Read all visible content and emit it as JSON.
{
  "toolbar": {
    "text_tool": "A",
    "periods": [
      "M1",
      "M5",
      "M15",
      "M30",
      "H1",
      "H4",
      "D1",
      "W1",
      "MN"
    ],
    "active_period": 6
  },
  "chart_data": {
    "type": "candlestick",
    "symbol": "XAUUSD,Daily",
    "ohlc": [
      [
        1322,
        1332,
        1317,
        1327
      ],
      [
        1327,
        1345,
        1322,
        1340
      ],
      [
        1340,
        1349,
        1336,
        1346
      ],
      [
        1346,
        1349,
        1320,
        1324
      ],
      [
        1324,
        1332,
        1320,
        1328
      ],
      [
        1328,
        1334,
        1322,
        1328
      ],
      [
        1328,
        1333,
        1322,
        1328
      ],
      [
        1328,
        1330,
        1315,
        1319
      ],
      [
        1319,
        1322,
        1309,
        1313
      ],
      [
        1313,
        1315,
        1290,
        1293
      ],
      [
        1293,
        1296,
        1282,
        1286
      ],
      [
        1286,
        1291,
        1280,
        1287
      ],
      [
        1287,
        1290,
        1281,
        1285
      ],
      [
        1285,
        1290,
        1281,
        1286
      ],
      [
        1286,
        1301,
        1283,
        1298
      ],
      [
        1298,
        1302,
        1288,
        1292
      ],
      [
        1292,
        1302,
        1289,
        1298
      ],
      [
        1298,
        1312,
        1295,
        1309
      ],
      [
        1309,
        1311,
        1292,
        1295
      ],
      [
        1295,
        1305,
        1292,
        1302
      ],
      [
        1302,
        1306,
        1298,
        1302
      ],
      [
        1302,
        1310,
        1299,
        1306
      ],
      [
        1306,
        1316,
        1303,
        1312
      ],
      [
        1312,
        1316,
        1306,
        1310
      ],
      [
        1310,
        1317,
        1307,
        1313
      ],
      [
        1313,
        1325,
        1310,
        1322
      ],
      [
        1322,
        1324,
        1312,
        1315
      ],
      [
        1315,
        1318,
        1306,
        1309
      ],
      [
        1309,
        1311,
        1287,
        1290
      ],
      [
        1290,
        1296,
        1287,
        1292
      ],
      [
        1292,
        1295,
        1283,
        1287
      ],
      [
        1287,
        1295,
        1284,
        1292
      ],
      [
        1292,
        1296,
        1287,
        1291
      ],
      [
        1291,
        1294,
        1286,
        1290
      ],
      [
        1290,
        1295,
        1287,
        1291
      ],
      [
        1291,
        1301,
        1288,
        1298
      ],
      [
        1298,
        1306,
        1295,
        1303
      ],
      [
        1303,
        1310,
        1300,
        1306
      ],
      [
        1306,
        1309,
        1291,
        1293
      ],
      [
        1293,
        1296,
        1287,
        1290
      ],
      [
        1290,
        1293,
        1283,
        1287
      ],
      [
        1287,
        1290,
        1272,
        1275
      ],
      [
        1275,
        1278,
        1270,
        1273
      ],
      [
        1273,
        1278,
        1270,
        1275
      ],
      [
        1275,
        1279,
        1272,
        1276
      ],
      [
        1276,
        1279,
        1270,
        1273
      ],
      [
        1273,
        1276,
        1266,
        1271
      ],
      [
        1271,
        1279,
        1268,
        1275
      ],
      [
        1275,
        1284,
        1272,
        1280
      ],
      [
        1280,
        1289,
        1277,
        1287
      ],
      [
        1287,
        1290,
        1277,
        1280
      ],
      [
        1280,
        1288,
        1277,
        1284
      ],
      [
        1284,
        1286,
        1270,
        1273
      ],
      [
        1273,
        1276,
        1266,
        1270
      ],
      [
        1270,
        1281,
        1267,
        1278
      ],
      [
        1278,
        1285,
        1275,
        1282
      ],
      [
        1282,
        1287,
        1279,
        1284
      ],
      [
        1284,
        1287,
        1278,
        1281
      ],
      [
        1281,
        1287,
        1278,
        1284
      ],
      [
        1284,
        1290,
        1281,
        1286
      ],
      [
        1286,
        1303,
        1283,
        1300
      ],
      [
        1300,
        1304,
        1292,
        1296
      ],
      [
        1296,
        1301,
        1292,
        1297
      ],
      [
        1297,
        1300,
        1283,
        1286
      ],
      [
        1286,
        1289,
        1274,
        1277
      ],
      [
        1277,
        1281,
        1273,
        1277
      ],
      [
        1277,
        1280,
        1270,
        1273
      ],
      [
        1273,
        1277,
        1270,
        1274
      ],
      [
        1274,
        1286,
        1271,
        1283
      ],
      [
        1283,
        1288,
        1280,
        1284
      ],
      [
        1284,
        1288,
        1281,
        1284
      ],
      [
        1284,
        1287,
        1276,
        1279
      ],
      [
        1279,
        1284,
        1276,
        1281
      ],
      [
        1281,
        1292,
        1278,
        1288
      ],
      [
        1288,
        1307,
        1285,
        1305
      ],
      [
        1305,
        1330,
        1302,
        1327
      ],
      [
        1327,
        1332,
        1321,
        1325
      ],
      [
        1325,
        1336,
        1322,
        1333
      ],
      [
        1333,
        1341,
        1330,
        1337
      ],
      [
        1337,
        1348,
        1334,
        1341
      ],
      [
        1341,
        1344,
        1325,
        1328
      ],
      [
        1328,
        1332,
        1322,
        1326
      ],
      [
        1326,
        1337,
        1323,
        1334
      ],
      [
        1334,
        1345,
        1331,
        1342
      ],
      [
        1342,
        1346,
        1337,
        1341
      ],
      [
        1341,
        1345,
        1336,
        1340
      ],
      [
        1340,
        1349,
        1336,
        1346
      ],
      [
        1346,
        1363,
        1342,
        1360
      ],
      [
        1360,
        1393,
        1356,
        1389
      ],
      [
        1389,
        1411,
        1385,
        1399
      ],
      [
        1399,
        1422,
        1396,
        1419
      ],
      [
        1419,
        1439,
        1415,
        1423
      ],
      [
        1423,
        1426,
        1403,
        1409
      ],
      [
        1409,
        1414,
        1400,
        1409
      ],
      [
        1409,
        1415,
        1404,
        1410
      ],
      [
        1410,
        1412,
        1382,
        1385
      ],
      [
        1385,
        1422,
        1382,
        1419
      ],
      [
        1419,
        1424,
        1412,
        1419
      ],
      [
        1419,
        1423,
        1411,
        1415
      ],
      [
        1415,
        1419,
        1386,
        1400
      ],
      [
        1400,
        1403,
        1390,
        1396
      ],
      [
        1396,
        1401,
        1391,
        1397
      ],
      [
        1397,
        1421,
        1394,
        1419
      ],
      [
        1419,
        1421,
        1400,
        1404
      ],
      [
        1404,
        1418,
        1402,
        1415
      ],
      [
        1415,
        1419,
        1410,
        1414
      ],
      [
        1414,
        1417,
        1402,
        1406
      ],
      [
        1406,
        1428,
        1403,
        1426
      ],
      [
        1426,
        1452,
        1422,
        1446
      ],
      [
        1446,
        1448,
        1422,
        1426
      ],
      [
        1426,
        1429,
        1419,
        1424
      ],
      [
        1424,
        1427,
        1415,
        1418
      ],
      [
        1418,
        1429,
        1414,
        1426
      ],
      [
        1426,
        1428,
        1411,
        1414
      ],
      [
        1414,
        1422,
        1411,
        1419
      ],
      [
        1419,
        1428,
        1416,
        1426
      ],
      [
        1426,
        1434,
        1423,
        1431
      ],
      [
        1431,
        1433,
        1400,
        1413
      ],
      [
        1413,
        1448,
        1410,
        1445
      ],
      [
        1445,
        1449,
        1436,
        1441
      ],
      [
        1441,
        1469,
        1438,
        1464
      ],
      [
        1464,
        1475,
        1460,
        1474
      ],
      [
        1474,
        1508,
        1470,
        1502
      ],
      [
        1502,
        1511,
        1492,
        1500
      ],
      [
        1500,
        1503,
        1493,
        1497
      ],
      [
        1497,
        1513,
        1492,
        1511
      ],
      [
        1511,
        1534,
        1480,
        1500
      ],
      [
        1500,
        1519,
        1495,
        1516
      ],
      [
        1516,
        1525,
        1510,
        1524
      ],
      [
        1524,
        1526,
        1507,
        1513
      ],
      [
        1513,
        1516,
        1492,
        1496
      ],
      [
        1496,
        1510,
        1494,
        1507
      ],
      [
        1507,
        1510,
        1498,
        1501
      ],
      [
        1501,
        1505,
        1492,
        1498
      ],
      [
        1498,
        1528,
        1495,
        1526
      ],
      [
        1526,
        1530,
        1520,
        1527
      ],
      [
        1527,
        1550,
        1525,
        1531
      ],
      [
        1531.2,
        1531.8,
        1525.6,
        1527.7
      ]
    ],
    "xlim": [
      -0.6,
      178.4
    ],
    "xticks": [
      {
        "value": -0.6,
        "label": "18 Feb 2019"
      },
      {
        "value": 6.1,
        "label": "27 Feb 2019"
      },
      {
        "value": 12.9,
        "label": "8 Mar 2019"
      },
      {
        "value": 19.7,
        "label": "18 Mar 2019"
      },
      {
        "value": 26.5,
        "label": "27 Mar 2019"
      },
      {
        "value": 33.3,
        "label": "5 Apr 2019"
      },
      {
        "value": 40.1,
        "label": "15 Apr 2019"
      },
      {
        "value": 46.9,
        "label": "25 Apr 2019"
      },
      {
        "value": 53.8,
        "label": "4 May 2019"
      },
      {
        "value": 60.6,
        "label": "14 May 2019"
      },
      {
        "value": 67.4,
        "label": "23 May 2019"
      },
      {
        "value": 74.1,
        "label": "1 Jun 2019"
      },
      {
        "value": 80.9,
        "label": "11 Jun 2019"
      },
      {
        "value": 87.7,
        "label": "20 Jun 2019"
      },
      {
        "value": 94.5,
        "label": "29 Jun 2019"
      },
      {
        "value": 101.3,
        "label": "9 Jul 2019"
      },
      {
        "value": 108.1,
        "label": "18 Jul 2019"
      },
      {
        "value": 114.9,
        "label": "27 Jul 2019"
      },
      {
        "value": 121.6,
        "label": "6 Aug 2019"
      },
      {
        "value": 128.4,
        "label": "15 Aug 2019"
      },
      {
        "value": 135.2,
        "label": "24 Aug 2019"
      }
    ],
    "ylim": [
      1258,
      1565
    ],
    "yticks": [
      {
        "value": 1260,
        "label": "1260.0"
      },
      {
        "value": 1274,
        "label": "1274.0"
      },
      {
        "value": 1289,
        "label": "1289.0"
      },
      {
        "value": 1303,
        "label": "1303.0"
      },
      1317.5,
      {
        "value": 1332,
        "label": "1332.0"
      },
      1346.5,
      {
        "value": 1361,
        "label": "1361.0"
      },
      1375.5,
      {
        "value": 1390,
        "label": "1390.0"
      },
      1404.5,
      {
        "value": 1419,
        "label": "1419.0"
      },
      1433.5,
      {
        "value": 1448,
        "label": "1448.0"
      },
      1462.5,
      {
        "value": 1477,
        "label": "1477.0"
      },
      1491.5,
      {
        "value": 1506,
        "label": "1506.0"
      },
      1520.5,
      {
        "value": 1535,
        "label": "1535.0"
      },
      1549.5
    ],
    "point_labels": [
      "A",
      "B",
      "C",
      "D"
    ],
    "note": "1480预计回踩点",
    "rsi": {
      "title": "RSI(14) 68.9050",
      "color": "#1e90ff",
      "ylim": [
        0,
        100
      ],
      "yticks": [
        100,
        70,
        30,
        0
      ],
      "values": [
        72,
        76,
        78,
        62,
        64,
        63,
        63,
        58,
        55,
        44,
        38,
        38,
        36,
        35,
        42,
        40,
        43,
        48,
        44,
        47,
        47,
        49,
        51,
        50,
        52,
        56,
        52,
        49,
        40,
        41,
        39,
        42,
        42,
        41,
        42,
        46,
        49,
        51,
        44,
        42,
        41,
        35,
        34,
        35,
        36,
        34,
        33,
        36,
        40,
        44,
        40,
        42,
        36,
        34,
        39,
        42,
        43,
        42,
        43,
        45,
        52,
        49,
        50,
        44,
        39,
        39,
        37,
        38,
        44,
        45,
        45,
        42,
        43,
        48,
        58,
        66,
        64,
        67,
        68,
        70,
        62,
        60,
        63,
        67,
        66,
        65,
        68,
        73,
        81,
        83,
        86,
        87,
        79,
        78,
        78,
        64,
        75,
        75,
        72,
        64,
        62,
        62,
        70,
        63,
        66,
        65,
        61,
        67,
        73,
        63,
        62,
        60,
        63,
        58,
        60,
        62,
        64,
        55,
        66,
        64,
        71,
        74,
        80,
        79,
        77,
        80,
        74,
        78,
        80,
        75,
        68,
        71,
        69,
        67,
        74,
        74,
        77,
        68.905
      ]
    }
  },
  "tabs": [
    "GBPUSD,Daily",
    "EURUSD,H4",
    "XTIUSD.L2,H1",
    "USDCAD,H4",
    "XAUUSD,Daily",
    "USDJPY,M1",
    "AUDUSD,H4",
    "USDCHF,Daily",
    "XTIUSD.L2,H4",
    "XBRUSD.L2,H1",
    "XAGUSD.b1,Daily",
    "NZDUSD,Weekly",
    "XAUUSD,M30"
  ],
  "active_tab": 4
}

--

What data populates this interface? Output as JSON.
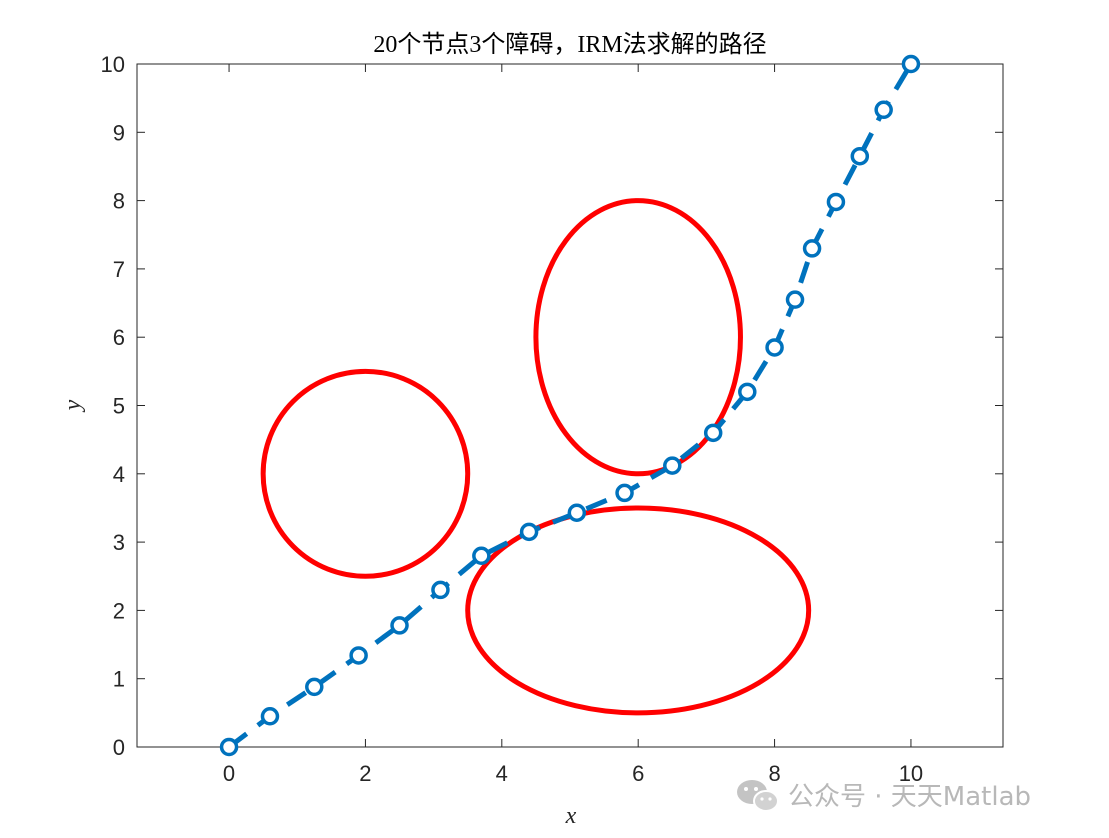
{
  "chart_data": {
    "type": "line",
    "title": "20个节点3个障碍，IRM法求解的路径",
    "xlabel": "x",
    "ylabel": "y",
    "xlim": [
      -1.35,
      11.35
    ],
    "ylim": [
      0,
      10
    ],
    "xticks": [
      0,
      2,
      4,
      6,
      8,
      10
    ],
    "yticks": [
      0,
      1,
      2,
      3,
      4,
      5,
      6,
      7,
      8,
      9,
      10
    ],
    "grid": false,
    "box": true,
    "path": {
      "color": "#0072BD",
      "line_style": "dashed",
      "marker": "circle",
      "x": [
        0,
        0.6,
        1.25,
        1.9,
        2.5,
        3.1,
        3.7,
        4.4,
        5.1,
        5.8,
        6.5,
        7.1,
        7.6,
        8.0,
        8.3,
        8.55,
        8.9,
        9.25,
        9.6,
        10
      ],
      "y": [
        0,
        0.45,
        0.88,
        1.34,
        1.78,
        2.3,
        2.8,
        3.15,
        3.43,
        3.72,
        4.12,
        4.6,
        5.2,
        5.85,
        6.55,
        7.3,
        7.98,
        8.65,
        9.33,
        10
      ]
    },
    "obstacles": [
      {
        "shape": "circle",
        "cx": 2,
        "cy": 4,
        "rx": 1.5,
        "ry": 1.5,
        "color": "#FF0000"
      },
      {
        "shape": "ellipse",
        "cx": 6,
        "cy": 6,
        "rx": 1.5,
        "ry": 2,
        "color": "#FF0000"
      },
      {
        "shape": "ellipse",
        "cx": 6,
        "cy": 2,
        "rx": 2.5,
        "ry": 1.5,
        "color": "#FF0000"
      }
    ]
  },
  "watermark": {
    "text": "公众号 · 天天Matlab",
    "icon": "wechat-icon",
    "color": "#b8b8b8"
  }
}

DESCRIPTION OF THE TASK: Going through the records above, state how many lines carry "XAUUSD", with no other text.

COMPLETE RESPONSE: 3